Data supplied>
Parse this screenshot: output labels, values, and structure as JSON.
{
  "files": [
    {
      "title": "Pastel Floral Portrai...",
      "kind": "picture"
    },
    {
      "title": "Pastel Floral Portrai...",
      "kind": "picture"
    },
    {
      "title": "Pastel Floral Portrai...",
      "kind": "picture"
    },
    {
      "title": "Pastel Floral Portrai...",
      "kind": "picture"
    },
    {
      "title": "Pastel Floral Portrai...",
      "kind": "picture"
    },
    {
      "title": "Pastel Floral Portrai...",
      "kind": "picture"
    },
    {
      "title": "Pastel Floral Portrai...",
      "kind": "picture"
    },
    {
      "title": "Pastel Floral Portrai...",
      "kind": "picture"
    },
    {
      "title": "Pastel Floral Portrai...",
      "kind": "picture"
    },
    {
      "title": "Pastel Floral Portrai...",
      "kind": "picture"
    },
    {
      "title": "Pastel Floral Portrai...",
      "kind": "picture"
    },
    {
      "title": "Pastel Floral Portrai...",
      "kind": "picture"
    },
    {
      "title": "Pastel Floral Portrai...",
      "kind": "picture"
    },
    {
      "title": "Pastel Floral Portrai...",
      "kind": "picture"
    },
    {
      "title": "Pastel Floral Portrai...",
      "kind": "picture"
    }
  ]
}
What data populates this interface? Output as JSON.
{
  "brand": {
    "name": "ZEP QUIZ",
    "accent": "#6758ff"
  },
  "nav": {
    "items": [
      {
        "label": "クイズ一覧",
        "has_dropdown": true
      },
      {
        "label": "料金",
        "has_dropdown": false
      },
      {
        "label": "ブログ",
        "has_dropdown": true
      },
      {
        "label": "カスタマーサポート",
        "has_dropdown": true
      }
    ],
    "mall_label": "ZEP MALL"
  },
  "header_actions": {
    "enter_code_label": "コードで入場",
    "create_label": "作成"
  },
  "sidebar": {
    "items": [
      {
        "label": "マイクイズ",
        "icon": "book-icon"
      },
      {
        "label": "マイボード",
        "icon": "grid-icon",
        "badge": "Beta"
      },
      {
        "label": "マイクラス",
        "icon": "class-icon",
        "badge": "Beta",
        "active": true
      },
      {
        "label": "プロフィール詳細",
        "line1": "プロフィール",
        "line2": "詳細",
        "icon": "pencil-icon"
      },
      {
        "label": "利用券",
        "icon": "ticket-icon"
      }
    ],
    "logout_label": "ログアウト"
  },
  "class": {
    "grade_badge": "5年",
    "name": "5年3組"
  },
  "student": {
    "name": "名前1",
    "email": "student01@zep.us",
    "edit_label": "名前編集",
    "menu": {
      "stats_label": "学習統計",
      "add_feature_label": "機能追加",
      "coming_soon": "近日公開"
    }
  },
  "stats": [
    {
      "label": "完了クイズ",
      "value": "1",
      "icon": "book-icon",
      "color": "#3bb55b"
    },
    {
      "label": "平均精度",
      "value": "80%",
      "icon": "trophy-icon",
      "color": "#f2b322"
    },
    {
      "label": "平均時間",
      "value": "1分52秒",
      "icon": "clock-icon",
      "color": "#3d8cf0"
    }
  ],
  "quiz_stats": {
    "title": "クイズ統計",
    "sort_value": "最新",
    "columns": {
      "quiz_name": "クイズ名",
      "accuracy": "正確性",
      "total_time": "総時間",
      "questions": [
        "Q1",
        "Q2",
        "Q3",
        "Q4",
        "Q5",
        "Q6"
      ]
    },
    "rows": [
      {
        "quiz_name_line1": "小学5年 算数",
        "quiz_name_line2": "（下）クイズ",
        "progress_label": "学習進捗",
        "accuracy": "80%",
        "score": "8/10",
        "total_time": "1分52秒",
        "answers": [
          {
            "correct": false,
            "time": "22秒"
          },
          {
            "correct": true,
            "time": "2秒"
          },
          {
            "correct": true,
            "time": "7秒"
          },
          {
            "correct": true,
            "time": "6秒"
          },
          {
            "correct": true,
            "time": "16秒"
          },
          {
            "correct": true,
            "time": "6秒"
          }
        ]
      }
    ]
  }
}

Work required> Using the exact wording, write out all of the records.

Task result>
Parse this screenshot: output labels, values, and structure as JSON.
{
  "files": [
    {
      "title": "Pastel Floral Portrai...",
      "kind": "picture"
    },
    {
      "title": "Pastel Floral Portrai...",
      "kind": "picture"
    },
    {
      "title": "Pastel Floral Portrai...",
      "kind": "picture"
    },
    {
      "title": "Pastel Floral Portrai...",
      "kind": "picture"
    },
    {
      "title": "Pastel Floral Portrai...",
      "kind": "picture"
    },
    {
      "title": "Pastel Floral Portrai...",
      "kind": "picture"
    },
    {
      "title": "Pastel Floral Portrai...",
      "kind": "picture"
    },
    {
      "title": "Pastel Floral Portrai...",
      "kind": "picture"
    },
    {
      "title": "Pastel Floral Portrai...",
      "kind": "picture"
    },
    {
      "title": "Pastel Floral Portrai...",
      "kind": "picture"
    },
    {
      "title": "Pastel Floral Portrai...",
      "kind": "picture"
    },
    {
      "title": "Pastel Floral Portrai...",
      "kind": "picture"
    },
    {
      "title": "Pastel Floral Portrai...",
      "kind": "picture"
    },
    {
      "title": "Pastel Floral Portrai...",
      "kind": "picture"
    },
    {
      "title": "Pastel Floral Portrai...",
      "kind": "picture"
    }
  ]
}
What data populates this interface? Output as JSON.
{
  "brand": {
    "name": "ZEP QUIZ",
    "accent": "#6758ff"
  },
  "nav": {
    "items": [
      {
        "label": "クイズ一覧",
        "has_dropdown": true
      },
      {
        "label": "料金",
        "has_dropdown": false
      },
      {
        "label": "ブログ",
        "has_dropdown": true
      },
      {
        "label": "カスタマーサポート",
        "has_dropdown": true
      }
    ],
    "mall_label": "ZEP MALL"
  },
  "header_actions": {
    "enter_code_label": "コードで入場",
    "create_label": "作成"
  },
  "sidebar": {
    "items": [
      {
        "label": "マイクイズ",
        "icon": "book-icon"
      },
      {
        "label": "マイボード",
        "icon": "grid-icon",
        "badge": "Beta"
      },
      {
        "label": "マイクラス",
        "icon": "class-icon",
        "badge": "Beta",
        "active": true
      },
      {
        "label": "プロフィール詳細",
        "line1": "プロフィール",
        "line2": "詳細",
        "icon": "pencil-icon"
      },
      {
        "label": "利用券",
        "icon": "ticket-icon"
      }
    ],
    "logout_label": "ログアウト"
  },
  "class": {
    "grade_badge": "5年",
    "name": "5年3組"
  },
  "student": {
    "name": "名前1",
    "email": "student01@zep.us",
    "edit_label": "名前編集",
    "menu": {
      "stats_label": "学習統計",
      "add_feature_label": "機能追加",
      "coming_soon": "近日公開"
    }
  },
  "stats": [
    {
      "label": "完了クイズ",
      "value": "1",
      "icon": "book-icon",
      "color": "#3bb55b"
    },
    {
      "label": "平均精度",
      "value": "80%",
      "icon": "trophy-icon",
      "color": "#f2b322"
    },
    {
      "label": "平均時間",
      "value": "1分52秒",
      "icon": "clock-icon",
      "color": "#3d8cf0"
    }
  ],
  "quiz_stats": {
    "title": "クイズ統計",
    "sort_value": "最新",
    "columns": {
      "quiz_name": "クイズ名",
      "accuracy": "正確性",
      "total_time": "総時間",
      "questions": [
        "Q1",
        "Q2",
        "Q3",
        "Q4",
        "Q5",
        "Q6"
      ]
    },
    "rows": [
      {
        "quiz_name_line1": "小学5年 算数",
        "quiz_name_line2": "（下）クイズ",
        "progress_label": "学習進捗",
        "accuracy": "80%",
        "score": "8/10",
        "total_time": "1分52秒",
        "answers": [
          {
            "correct": false,
            "time": "22秒"
          },
          {
            "correct": true,
            "time": "2秒"
          },
          {
            "correct": true,
            "time": "7秒"
          },
          {
            "correct": true,
            "time": "6秒"
          },
          {
            "correct": true,
            "time": "16秒"
          },
          {
            "correct": true,
            "time": "6秒"
          }
        ]
      }
    ]
  }
}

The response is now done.